(Saved entries)
————

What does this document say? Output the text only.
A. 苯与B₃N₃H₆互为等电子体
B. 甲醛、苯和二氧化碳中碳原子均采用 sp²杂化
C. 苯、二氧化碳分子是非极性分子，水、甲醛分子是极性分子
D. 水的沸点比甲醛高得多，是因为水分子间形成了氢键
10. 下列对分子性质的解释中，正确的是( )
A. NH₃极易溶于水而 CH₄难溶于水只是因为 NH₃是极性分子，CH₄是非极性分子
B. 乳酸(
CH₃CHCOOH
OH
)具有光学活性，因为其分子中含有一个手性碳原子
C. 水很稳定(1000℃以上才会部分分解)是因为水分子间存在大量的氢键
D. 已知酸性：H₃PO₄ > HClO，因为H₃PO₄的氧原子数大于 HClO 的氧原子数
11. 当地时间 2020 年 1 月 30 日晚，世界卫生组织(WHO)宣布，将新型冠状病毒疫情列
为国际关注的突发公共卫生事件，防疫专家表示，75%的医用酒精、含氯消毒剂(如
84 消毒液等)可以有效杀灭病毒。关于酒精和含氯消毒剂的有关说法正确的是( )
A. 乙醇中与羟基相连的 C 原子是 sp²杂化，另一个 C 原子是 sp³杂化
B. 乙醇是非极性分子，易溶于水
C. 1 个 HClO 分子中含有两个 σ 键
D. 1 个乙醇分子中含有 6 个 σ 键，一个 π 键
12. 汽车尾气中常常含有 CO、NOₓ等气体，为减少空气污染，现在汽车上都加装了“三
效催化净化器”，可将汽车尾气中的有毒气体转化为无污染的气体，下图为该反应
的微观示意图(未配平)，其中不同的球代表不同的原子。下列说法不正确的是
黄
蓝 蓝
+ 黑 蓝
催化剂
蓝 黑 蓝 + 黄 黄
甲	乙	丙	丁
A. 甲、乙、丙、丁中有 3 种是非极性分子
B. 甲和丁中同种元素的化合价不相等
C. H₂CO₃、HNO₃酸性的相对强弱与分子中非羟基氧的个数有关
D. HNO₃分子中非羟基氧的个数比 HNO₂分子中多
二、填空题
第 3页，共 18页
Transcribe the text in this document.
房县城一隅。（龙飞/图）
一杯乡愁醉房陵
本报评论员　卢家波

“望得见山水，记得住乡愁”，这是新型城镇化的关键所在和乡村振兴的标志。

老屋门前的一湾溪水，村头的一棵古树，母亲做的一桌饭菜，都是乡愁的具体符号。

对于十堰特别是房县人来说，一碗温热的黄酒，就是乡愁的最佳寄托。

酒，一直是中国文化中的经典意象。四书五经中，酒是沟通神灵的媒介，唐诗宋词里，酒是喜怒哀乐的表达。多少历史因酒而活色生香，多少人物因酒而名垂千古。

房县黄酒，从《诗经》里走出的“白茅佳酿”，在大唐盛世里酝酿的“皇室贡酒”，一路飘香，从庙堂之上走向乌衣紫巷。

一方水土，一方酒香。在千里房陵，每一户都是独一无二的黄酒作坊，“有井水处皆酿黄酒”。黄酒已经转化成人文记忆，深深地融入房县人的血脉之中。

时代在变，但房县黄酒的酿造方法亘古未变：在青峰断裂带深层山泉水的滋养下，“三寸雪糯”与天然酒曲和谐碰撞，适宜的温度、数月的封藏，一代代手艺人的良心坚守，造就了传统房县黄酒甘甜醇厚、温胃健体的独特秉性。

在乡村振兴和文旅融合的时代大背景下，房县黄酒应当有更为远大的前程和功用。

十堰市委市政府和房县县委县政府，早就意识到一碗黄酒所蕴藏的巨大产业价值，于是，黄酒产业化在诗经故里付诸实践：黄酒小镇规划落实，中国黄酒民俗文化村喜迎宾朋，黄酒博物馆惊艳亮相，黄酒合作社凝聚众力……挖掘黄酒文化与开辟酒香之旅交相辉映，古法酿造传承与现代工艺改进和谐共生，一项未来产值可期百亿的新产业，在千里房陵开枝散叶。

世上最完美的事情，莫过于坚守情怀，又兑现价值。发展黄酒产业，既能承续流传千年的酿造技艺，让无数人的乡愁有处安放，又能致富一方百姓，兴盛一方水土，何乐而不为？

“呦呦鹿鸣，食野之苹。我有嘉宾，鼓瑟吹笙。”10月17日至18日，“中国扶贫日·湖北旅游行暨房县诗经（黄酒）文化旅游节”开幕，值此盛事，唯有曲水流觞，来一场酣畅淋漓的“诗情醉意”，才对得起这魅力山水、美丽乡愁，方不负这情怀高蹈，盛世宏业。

————

▶ _Exercise details_:
Your answer should be a single number: the count of lines that contain "document".

▶ _Output_:
2